# PROBLEM DESCRIPTION
Of the lines in the data below, count the ones holding the string "التعليم", and answer with that number only.

# LISTED RECORDS

____________

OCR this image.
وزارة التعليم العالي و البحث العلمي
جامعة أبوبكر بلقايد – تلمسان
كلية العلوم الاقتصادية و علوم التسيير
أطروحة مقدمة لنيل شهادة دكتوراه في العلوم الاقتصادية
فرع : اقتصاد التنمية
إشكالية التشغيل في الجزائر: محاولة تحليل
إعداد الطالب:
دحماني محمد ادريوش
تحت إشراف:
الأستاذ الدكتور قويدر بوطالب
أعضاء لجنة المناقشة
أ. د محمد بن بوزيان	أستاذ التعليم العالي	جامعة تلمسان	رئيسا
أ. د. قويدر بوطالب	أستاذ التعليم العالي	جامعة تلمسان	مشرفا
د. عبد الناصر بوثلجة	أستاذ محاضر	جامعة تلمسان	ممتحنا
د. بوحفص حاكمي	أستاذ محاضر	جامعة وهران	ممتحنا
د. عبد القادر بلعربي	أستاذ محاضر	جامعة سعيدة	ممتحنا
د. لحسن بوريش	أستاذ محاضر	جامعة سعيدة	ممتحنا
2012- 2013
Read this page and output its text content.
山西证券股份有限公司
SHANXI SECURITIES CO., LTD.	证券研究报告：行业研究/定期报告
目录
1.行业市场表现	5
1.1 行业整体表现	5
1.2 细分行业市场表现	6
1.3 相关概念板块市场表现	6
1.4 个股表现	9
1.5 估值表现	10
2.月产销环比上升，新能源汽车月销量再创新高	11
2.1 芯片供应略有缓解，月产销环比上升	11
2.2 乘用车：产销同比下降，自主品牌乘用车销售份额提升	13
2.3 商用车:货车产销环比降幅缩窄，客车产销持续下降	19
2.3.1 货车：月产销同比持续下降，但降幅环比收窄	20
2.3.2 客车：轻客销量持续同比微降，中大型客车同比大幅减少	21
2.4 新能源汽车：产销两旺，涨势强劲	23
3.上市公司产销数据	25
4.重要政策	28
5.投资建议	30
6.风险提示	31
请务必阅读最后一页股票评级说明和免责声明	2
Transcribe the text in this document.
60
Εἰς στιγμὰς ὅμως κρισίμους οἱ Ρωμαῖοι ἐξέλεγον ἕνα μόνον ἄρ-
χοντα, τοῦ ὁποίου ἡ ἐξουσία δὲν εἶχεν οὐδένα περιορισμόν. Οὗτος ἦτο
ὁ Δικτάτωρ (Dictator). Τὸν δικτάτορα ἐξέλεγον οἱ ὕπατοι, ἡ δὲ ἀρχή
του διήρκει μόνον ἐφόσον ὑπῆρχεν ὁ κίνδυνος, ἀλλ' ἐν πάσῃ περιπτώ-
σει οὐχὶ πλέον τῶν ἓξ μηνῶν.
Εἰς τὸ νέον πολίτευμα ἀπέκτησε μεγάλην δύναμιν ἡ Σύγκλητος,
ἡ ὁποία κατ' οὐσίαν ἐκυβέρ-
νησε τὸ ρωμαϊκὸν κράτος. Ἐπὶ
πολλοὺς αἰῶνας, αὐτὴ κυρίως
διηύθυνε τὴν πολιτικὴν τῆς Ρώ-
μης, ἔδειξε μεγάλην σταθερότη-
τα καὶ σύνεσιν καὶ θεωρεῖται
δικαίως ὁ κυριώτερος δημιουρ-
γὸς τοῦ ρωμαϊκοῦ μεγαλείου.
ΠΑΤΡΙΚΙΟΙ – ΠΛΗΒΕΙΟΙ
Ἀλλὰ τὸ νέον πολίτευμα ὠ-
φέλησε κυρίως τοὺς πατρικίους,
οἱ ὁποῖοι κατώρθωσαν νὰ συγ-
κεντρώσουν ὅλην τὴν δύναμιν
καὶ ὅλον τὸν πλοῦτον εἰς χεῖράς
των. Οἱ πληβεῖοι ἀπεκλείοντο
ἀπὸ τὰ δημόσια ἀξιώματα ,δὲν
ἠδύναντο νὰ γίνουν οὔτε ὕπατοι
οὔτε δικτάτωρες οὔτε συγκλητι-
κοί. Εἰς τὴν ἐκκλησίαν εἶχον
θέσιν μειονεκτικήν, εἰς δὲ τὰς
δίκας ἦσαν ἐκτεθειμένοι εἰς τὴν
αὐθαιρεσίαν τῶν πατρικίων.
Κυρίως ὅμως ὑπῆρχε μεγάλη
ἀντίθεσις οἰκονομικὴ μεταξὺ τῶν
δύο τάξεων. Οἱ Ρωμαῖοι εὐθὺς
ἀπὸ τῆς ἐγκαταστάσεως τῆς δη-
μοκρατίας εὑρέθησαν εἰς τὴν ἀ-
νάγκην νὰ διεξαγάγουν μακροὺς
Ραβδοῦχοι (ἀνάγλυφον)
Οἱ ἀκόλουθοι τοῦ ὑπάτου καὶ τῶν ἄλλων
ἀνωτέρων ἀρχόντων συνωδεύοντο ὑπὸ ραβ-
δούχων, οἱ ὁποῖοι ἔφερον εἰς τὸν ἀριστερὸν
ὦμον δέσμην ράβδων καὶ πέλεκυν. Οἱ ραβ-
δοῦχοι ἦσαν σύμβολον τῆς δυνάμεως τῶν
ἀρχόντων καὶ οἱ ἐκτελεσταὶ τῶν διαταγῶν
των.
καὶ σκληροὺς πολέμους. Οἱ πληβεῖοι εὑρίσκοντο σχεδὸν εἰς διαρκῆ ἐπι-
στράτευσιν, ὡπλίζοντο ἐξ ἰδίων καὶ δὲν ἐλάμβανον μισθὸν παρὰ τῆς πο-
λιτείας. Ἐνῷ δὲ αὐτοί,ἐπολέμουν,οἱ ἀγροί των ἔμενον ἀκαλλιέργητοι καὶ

____________

# RIGHT ANSWER
3